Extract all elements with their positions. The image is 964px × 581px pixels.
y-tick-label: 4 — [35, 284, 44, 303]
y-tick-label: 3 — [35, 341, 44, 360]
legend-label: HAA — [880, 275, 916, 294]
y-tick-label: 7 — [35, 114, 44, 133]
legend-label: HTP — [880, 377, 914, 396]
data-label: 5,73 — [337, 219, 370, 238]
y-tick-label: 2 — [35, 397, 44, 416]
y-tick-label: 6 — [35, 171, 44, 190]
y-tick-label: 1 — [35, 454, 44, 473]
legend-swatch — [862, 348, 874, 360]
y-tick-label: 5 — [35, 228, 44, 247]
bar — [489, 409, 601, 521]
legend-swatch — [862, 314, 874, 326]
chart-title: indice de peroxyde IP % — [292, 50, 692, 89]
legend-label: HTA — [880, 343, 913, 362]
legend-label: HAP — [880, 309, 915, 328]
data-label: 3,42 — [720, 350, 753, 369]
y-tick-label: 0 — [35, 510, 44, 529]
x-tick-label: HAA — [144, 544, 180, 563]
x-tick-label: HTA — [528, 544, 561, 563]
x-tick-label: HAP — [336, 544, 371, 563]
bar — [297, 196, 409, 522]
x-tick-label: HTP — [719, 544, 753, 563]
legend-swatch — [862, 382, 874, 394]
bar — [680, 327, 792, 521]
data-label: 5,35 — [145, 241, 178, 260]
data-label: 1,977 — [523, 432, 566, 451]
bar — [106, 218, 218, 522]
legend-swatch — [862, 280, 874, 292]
====
# [Directions for this task]
Reproduce every line of the records above verbatim, keeping each character, space and the original order.

# [Written answer]
Extract all elements with their positions. The image is 964px × 581px pixels.
y-tick-label: 4 — [35, 284, 44, 303]
y-tick-label: 3 — [35, 341, 44, 360]
legend-label: HAA — [880, 275, 916, 294]
y-tick-label: 7 — [35, 114, 44, 133]
legend-label: HTP — [880, 377, 914, 396]
data-label: 5,73 — [337, 219, 370, 238]
y-tick-label: 2 — [35, 397, 44, 416]
y-tick-label: 6 — [35, 171, 44, 190]
y-tick-label: 1 — [35, 454, 44, 473]
legend-swatch — [862, 348, 874, 360]
y-tick-label: 5 — [35, 228, 44, 247]
bar — [489, 409, 601, 521]
legend-swatch — [862, 314, 874, 326]
chart-title: indice de peroxyde IP % — [292, 50, 692, 89]
legend-label: HTA — [880, 343, 913, 362]
legend-label: HAP — [880, 309, 915, 328]
data-label: 3,42 — [720, 350, 753, 369]
y-tick-label: 0 — [35, 510, 44, 529]
x-tick-label: HAA — [144, 544, 180, 563]
x-tick-label: HTA — [528, 544, 561, 563]
x-tick-label: HAP — [336, 544, 371, 563]
bar — [297, 196, 409, 522]
x-tick-label: HTP — [719, 544, 753, 563]
legend-swatch — [862, 382, 874, 394]
bar — [680, 327, 792, 521]
data-label: 5,35 — [145, 241, 178, 260]
data-label: 1,977 — [523, 432, 566, 451]
bar — [106, 218, 218, 522]
legend-swatch — [862, 280, 874, 292]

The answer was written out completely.